--- start ARTICLE ---
Shouldn't Auto-Tiering Also Auto-Optimize?

Automated tiering, the ability to move data between different types of
storage within an array, is quickly becoming a popular feature of
advanced storage systems. While there is a focus on how these systems
will lower costs and increase performance, there is one feature that is
missing: the ability to auto-optimize.

Consider that systems that can auto-tier now have an understanding of
the data types at a sub-LUN level, and in most cases, a sub-file level.
With that knowledge, these systems should be able to compress segments
that have not been used for a given period of time. They clearly already
can move data based on that same knowledge, why not compress it while
you move it? In addition, they should also be able to compare these
sub-file segments to the segments already stored on disk and deduplicate
that data. Again with the meta-data that these arrays are capturing
about these segments they should be able to determine which segments
should be deduplicated and which should not. All that is needed is a
deduplication engine.

Users can reach a proximity of this today especially on NAS platforms.
--- end ARTICLE ---
--- start DATASET EXTRACT ---
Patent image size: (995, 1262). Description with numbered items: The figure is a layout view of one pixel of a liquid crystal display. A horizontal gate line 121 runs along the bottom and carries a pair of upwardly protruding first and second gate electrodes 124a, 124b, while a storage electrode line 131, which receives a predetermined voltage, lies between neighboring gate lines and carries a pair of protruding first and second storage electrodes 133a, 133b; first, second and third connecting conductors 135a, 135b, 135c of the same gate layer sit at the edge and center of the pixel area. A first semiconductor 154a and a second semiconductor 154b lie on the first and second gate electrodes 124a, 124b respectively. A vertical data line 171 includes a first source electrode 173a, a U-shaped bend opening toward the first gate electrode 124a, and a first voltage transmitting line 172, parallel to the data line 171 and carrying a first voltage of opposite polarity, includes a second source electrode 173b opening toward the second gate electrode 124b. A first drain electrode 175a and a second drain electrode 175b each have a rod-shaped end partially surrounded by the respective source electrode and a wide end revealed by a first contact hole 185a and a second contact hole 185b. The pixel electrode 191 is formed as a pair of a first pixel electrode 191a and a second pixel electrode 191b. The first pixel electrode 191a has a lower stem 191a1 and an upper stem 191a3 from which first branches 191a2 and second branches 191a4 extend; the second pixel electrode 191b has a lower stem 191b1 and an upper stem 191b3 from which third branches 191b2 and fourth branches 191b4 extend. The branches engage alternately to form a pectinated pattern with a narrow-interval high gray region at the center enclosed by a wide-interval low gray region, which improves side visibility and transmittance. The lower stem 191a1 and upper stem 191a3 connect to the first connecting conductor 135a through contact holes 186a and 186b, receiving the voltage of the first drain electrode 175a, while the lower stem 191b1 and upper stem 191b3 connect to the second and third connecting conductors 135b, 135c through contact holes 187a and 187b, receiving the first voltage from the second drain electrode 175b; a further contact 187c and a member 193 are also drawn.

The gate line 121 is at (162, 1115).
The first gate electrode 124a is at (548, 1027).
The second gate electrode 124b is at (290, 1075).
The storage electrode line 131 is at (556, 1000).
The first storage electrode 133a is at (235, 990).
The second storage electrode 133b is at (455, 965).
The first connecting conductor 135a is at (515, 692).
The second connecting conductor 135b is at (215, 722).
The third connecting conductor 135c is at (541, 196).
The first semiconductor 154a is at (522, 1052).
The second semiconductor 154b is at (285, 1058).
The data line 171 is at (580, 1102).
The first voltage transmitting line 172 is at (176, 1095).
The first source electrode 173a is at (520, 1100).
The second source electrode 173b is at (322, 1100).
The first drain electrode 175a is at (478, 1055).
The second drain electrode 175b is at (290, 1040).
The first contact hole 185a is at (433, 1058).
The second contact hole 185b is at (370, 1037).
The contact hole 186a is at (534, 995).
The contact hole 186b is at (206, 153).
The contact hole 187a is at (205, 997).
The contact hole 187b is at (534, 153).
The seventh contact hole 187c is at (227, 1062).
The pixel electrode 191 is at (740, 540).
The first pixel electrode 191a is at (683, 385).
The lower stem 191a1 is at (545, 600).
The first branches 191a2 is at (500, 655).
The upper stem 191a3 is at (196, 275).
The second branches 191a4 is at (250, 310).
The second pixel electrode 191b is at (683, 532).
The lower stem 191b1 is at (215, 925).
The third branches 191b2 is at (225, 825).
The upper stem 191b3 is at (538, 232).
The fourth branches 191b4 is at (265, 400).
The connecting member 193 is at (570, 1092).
--- end DATASET EXTRACT ---
» **EXERCISES TO COMPLETE**
1. Substitute "enclosure" for "array" in the auto-tiering article and write out the passage that begins at the words "Automated tiering, the" and stops after "ability to auto-optimize.".
2. Continue the article on auto-tiering, starting right after its final sentence.

» **TASK RESULTS**
1.
Automated tiering, the ability to move data between different types of
storage within an enclosure, is quickly becoming a popular feature of
advanced storage systems. While there is a focus on how these systems
will lower costs and increase performance, there is one feature that is
missing: the ability to auto-optimize.

2.
There are data optimization products that can deduplicate and compress
primary storage in the background, and there are auto-tiering front ends
that can cache and accelerate NAS access. The critical component to make
this happen is that both products would need policy engines that can be
told what to accelerate and what to optimize. You would want the data
optimization product to only optimize data that has not been accessed
for a while and you would want the auto-tiering device to ignore or wait
for optimized data to be re-inflated before moving it into the cache.

As storage systems or the appliances we surround storage systems with
reach a finer grained understanding of the data they house, we should
expect more from them. The capabilities to auto-tier and auto-optimize
are just the beginning.